§ DIRECTIONS FOR THIS TASK:
Reproduce the data below word for word, line by line, without changing anything.

START RECORDS SUPPLIED

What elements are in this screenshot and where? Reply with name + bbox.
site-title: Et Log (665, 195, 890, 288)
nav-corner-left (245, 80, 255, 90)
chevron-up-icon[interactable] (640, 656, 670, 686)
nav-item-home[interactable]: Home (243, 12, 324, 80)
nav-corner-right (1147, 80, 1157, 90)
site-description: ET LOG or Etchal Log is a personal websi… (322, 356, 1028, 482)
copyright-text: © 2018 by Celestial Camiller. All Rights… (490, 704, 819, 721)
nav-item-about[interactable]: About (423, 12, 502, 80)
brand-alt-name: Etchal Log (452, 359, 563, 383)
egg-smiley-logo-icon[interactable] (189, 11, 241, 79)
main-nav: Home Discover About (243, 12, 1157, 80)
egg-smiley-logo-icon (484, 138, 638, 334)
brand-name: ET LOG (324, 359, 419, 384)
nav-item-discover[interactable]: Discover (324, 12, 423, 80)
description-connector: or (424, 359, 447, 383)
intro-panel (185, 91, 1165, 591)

END RECORDS SUPPLIED

§ REPLY TO THE EXERCISE:
What elements are in this screenshot and where? Reply with name + bbox.
site-title: Et Log (665, 195, 890, 288)
nav-corner-left (245, 80, 255, 90)
chevron-up-icon[interactable] (640, 656, 670, 686)
nav-item-home[interactable]: Home (243, 12, 324, 80)
nav-corner-right (1147, 80, 1157, 90)
site-description: ET LOG or Etchal Log is a personal websi… (322, 356, 1028, 482)
copyright-text: © 2018 by Celestial Camiller. All Rights… (490, 704, 819, 721)
nav-item-about[interactable]: About (423, 12, 502, 80)
brand-alt-name: Etchal Log (452, 359, 563, 383)
egg-smiley-logo-icon[interactable] (189, 11, 241, 79)
main-nav: Home Discover About (243, 12, 1157, 80)
egg-smiley-logo-icon (484, 138, 638, 334)
brand-name: ET LOG (324, 359, 419, 384)
nav-item-discover[interactable]: Discover (324, 12, 423, 80)
description-connector: or (424, 359, 447, 383)
intro-panel (185, 91, 1165, 591)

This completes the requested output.